▸ **Records for the task**
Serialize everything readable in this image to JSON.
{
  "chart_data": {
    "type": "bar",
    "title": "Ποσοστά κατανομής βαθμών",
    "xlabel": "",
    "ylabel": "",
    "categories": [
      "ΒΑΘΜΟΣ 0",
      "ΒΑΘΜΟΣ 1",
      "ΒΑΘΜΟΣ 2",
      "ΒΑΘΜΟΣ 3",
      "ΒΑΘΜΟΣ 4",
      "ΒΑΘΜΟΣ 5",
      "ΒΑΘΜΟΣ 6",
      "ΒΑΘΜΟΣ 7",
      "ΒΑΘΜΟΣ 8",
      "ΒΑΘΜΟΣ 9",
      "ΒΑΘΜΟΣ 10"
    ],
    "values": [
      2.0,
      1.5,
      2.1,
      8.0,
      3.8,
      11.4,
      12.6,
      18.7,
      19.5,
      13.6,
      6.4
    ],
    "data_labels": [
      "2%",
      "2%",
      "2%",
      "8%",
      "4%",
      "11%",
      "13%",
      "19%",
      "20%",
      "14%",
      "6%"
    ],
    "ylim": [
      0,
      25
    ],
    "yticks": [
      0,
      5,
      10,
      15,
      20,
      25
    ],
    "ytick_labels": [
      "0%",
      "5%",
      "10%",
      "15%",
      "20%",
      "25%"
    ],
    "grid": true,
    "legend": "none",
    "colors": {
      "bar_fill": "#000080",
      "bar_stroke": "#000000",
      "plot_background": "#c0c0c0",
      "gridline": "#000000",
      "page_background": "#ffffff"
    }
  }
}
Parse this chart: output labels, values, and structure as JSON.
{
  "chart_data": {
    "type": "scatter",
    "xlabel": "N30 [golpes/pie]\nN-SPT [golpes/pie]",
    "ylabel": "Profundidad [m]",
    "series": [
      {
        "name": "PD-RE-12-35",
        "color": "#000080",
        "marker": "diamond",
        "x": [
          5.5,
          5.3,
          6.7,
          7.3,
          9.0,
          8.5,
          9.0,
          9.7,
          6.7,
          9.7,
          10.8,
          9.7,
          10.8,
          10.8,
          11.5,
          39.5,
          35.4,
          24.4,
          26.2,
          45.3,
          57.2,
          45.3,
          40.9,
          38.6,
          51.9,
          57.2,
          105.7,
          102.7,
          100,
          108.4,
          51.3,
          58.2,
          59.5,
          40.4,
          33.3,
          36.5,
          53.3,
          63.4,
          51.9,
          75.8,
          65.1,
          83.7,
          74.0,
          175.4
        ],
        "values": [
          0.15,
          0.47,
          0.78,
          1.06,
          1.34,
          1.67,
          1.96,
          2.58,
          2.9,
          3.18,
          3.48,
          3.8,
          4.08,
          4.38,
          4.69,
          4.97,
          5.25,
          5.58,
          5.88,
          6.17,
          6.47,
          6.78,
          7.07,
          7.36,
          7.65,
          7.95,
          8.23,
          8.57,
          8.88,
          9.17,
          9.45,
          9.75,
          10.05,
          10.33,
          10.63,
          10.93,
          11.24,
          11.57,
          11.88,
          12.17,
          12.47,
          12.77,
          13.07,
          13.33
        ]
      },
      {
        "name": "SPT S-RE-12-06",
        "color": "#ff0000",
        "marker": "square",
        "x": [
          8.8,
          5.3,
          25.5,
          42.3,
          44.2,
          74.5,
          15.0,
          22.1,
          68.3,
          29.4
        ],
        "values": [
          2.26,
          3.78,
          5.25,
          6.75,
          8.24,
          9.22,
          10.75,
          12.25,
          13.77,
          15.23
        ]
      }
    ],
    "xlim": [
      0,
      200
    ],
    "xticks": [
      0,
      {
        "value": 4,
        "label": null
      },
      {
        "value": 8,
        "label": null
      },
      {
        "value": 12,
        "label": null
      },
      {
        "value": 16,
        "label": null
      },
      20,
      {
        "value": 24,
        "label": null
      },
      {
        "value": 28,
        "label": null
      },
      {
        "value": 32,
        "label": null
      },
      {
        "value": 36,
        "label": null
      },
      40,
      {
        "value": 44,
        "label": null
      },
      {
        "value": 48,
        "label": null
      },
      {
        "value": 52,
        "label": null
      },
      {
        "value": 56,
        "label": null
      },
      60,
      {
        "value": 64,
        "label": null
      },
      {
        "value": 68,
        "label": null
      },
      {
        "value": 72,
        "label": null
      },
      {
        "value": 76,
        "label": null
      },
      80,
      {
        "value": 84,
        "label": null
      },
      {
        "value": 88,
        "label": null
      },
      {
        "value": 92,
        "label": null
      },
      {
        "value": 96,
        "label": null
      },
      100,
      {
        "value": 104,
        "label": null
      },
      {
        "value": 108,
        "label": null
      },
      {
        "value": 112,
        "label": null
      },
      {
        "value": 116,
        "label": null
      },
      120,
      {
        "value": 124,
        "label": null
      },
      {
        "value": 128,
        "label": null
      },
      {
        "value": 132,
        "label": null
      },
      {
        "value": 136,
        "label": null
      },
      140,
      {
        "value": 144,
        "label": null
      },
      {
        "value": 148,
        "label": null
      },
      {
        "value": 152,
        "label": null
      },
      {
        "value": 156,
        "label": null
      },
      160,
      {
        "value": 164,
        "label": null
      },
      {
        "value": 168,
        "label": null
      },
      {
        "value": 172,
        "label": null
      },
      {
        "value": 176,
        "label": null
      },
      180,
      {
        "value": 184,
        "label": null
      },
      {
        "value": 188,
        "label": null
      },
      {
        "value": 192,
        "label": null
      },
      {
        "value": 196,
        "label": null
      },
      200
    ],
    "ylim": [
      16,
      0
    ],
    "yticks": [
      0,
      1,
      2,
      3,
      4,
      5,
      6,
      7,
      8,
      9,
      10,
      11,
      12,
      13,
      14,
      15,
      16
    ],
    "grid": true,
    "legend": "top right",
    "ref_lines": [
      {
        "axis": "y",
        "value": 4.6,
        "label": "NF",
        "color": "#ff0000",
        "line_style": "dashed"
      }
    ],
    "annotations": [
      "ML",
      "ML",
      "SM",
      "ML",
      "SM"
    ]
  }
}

▸ **Do this**
Every line of the records above needs to be given again exactly.

▸ **Exercise solution**
Serialize everything readable in this image to JSON.
{
  "chart_data": {
    "type": "bar",
    "title": "Ποσοστά κατανομής βαθμών",
    "xlabel": "",
    "ylabel": "",
    "categories": [
      "ΒΑΘΜΟΣ 0",
      "ΒΑΘΜΟΣ 1",
      "ΒΑΘΜΟΣ 2",
      "ΒΑΘΜΟΣ 3",
      "ΒΑΘΜΟΣ 4",
      "ΒΑΘΜΟΣ 5",
      "ΒΑΘΜΟΣ 6",
      "ΒΑΘΜΟΣ 7",
      "ΒΑΘΜΟΣ 8",
      "ΒΑΘΜΟΣ 9",
      "ΒΑΘΜΟΣ 10"
    ],
    "values": [
      2.0,
      1.5,
      2.1,
      8.0,
      3.8,
      11.4,
      12.6,
      18.7,
      19.5,
      13.6,
      6.4
    ],
    "data_labels": [
      "2%",
      "2%",
      "2%",
      "8%",
      "4%",
      "11%",
      "13%",
      "19%",
      "20%",
      "14%",
      "6%"
    ],
    "ylim": [
      0,
      25
    ],
    "yticks": [
      0,
      5,
      10,
      15,
      20,
      25
    ],
    "ytick_labels": [
      "0%",
      "5%",
      "10%",
      "15%",
      "20%",
      "25%"
    ],
    "grid": true,
    "legend": "none",
    "colors": {
      "bar_fill": "#000080",
      "bar_stroke": "#000000",
      "plot_background": "#c0c0c0",
      "gridline": "#000000",
      "page_background": "#ffffff"
    }
  }
}
Parse this chart: output labels, values, and structure as JSON.
{
  "chart_data": {
    "type": "scatter",
    "xlabel": "N30 [golpes/pie]\nN-SPT [golpes/pie]",
    "ylabel": "Profundidad [m]",
    "series": [
      {
        "name": "PD-RE-12-35",
        "color": "#000080",
        "marker": "diamond",
        "x": [
          5.5,
          5.3,
          6.7,
          7.3,
          9.0,
          8.5,
          9.0,
          9.7,
          6.7,
          9.7,
          10.8,
          9.7,
          10.8,
          10.8,
          11.5,
          39.5,
          35.4,
          24.4,
          26.2,
          45.3,
          57.2,
          45.3,
          40.9,
          38.6,
          51.9,
          57.2,
          105.7,
          102.7,
          100,
          108.4,
          51.3,
          58.2,
          59.5,
          40.4,
          33.3,
          36.5,
          53.3,
          63.4,
          51.9,
          75.8,
          65.1,
          83.7,
          74.0,
          175.4
        ],
        "values": [
          0.15,
          0.47,
          0.78,
          1.06,
          1.34,
          1.67,
          1.96,
          2.58,
          2.9,
          3.18,
          3.48,
          3.8,
          4.08,
          4.38,
          4.69,
          4.97,
          5.25,
          5.58,
          5.88,
          6.17,
          6.47,
          6.78,
          7.07,
          7.36,
          7.65,
          7.95,
          8.23,
          8.57,
          8.88,
          9.17,
          9.45,
          9.75,
          10.05,
          10.33,
          10.63,
          10.93,
          11.24,
          11.57,
          11.88,
          12.17,
          12.47,
          12.77,
          13.07,
          13.33
        ]
      },
      {
        "name": "SPT S-RE-12-06",
        "color": "#ff0000",
        "marker": "square",
        "x": [
          8.8,
          5.3,
          25.5,
          42.3,
          44.2,
          74.5,
          15.0,
          22.1,
          68.3,
          29.4
        ],
        "values": [
          2.26,
          3.78,
          5.25,
          6.75,
          8.24,
          9.22,
          10.75,
          12.25,
          13.77,
          15.23
        ]
      }
    ],
    "xlim": [
      0,
      200
    ],
    "xticks": [
      0,
      {
        "value": 4,
        "label": null
      },
      {
        "value": 8,
        "label": null
      },
      {
        "value": 12,
        "label": null
      },
      {
        "value": 16,
        "label": null
      },
      20,
      {
        "value": 24,
        "label": null
      },
      {
        "value": 28,
        "label": null
      },
      {
        "value": 32,
        "label": null
      },
      {
        "value": 36,
        "label": null
      },
      40,
      {
        "value": 44,
        "label": null
      },
      {
        "value": 48,
        "label": null
      },
      {
        "value": 52,
        "label": null
      },
      {
        "value": 56,
        "label": null
      },
      60,
      {
        "value": 64,
        "label": null
      },
      {
        "value": 68,
        "label": null
      },
      {
        "value": 72,
        "label": null
      },
      {
        "value": 76,
        "label": null
      },
      80,
      {
        "value": 84,
        "label": null
      },
      {
        "value": 88,
        "label": null
      },
      {
        "value": 92,
        "label": null
      },
      {
        "value": 96,
        "label": null
      },
      100,
      {
        "value": 104,
        "label": null
      },
      {
        "value": 108,
        "label": null
      },
      {
        "value": 112,
        "label": null
      },
      {
        "value": 116,
        "label": null
      },
      120,
      {
        "value": 124,
        "label": null
      },
      {
        "value": 128,
        "label": null
      },
      {
        "value": 132,
        "label": null
      },
      {
        "value": 136,
        "label": null
      },
      140,
      {
        "value": 144,
        "label": null
      },
      {
        "value": 148,
        "label": null
      },
      {
        "value": 152,
        "label": null
      },
      {
        "value": 156,
        "label": null
      },
      160,
      {
        "value": 164,
        "label": null
      },
      {
        "value": 168,
        "label": null
      },
      {
        "value": 172,
        "label": null
      },
      {
        "value": 176,
        "label": null
      },
      180,
      {
        "value": 184,
        "label": null
      },
      {
        "value": 188,
        "label": null
      },
      {
        "value": 192,
        "label": null
      },
      {
        "value": 196,
        "label": null
      },
      200
    ],
    "ylim": [
      16,
      0
    ],
    "yticks": [
      0,
      1,
      2,
      3,
      4,
      5,
      6,
      7,
      8,
      9,
      10,
      11,
      12,
      13,
      14,
      15,
      16
    ],
    "grid": true,
    "legend": "top right",
    "ref_lines": [
      {
        "axis": "y",
        "value": 4.6,
        "label": "NF",
        "color": "#ff0000",
        "line_style": "dashed"
      }
    ],
    "annotations": [
      "ML",
      "ML",
      "SM",
      "ML",
      "SM"
    ]
  }
}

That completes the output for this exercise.